- **What needs to be done**: Give, as a bare number, the count of lines that contain the word "Oostellingwerf".

---*---

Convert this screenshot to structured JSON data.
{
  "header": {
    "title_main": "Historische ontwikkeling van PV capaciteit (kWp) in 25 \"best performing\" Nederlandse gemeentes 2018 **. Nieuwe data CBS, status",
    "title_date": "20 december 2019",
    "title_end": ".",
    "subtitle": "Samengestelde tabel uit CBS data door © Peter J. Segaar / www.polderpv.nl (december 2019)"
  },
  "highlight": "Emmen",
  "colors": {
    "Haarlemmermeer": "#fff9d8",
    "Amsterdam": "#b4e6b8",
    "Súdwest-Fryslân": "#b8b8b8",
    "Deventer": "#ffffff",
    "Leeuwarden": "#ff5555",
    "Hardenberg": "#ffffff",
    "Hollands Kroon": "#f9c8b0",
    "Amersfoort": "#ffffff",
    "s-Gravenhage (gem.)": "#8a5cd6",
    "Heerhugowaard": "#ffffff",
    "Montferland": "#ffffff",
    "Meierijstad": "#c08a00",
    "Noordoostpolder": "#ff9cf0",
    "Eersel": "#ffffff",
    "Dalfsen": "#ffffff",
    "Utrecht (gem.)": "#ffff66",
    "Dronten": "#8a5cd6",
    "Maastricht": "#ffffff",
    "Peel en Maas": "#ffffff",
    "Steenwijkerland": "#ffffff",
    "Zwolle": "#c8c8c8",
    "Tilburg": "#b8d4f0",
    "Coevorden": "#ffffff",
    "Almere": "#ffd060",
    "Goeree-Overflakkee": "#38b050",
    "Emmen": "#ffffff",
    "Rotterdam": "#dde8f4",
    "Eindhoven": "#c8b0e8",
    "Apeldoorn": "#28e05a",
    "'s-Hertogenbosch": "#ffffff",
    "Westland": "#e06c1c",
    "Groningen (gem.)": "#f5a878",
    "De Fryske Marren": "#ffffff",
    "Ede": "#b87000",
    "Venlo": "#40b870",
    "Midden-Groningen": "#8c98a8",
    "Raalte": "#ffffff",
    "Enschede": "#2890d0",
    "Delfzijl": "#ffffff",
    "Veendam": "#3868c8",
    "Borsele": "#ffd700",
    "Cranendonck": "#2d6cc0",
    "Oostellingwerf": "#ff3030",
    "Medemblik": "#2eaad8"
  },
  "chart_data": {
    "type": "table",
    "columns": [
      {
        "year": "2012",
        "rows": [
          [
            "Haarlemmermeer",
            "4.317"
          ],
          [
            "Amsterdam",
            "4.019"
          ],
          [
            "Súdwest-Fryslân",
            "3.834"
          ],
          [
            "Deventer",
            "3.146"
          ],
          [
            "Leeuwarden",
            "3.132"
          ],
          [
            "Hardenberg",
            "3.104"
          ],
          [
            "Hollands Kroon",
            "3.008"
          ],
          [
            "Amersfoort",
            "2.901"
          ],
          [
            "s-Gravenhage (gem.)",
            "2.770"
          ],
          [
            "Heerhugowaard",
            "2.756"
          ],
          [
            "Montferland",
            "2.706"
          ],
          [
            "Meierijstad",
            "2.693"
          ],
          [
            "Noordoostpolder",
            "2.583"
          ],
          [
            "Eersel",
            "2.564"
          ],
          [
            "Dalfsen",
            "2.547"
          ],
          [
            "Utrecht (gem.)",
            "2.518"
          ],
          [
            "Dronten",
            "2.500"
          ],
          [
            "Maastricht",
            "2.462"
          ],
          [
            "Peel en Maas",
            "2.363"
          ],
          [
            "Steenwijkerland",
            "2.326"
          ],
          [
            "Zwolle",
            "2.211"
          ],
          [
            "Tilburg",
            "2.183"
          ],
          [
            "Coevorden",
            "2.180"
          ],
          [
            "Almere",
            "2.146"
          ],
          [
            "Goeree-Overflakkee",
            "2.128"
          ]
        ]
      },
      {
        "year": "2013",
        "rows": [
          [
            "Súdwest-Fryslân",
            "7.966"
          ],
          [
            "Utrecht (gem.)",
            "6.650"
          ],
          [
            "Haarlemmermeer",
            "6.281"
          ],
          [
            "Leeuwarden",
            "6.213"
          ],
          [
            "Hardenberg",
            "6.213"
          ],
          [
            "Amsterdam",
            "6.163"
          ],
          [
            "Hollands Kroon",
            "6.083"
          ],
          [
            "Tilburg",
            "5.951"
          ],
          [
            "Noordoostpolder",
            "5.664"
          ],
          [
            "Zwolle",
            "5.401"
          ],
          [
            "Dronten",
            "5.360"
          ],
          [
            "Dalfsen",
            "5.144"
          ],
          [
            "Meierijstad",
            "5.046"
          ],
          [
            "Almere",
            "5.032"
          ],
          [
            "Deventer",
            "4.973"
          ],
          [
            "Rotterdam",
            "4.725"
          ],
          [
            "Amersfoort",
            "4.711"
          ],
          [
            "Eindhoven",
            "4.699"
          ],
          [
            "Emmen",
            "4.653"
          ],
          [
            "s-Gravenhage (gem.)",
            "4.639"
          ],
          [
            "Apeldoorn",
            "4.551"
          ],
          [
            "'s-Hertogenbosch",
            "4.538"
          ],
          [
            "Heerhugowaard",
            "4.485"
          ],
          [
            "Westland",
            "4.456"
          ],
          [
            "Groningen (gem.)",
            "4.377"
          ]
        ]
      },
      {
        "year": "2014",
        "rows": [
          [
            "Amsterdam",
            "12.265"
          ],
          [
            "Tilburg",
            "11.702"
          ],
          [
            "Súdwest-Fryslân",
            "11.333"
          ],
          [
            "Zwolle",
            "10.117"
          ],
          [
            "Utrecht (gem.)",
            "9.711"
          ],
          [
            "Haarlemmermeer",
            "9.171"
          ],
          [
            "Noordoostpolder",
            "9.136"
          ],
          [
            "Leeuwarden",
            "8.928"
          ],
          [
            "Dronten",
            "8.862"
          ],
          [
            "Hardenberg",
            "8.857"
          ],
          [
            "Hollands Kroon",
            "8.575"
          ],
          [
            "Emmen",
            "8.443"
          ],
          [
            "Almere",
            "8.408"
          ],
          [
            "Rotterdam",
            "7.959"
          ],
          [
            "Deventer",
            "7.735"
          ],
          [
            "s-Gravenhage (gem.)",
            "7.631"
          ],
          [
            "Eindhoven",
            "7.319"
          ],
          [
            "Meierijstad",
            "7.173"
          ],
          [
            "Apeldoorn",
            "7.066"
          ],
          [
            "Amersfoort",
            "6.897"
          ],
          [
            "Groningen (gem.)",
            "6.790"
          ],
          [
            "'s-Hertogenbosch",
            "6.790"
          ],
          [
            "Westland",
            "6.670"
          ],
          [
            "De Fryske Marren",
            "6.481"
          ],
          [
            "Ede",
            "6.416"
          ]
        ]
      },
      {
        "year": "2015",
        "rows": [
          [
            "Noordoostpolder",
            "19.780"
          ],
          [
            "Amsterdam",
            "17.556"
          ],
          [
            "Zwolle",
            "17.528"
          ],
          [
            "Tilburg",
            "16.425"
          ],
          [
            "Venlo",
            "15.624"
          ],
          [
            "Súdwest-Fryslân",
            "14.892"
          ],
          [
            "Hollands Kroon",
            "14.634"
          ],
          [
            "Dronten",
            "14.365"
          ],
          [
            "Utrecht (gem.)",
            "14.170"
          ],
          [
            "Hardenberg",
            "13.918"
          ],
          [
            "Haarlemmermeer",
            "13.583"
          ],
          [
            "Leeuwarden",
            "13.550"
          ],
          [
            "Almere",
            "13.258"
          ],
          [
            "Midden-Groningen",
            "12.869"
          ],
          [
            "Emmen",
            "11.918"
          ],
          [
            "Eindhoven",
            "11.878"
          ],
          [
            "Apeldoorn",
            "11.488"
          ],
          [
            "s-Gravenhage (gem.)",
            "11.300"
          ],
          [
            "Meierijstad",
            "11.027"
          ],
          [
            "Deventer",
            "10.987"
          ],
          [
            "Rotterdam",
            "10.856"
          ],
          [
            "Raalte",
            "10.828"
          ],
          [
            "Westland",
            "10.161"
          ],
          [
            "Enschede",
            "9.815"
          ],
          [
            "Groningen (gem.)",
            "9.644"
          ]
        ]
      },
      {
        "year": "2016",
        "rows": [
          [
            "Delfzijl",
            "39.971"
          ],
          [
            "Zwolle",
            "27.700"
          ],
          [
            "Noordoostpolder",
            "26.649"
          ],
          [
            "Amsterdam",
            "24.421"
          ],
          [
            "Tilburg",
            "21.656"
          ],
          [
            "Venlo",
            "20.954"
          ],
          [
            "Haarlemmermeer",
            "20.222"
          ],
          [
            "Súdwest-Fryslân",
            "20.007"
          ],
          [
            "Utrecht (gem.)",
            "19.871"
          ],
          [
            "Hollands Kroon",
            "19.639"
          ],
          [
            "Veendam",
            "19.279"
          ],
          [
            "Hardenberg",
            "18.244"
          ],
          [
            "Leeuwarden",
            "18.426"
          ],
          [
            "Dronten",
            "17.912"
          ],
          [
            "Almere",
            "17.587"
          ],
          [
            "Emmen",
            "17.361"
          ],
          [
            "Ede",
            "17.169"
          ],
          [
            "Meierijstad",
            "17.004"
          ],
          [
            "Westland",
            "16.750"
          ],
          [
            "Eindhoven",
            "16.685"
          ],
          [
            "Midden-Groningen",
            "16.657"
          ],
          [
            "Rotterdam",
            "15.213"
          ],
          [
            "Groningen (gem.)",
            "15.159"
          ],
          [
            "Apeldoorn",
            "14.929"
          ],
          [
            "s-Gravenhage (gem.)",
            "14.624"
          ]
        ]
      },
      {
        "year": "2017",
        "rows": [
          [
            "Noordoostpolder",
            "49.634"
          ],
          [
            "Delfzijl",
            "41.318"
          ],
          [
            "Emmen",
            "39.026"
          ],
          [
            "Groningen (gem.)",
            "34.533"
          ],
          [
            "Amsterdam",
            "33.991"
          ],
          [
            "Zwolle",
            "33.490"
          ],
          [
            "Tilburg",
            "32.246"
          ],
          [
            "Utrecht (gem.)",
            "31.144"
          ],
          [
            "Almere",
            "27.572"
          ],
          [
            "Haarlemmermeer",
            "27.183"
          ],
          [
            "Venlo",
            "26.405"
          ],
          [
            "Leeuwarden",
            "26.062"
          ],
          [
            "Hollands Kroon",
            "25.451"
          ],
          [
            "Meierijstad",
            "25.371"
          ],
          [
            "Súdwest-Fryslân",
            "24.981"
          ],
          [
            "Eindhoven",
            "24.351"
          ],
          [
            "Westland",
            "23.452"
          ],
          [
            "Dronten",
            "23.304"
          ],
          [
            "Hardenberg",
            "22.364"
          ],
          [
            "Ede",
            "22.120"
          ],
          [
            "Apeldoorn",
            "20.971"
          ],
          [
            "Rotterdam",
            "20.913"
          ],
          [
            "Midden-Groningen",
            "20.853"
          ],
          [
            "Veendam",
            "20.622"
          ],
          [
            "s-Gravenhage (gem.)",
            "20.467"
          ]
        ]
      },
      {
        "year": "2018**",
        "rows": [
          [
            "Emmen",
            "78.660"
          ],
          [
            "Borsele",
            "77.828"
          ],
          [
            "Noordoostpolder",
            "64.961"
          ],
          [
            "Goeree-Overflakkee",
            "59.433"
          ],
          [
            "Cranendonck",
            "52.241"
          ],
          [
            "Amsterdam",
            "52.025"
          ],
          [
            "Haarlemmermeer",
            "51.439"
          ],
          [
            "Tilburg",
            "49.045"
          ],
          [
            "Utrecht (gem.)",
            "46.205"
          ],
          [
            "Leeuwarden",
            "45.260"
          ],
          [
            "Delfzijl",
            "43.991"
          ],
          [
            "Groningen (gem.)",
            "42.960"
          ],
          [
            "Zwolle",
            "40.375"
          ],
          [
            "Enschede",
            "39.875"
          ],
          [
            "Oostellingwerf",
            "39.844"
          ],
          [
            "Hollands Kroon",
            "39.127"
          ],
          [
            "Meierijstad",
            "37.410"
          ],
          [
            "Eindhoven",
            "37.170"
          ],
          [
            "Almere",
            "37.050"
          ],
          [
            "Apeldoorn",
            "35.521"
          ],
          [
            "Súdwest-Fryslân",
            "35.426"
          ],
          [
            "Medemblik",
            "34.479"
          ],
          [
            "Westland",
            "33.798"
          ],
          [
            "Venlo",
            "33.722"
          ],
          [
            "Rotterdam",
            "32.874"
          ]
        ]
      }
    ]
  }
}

---*---

- **Task solution**: 2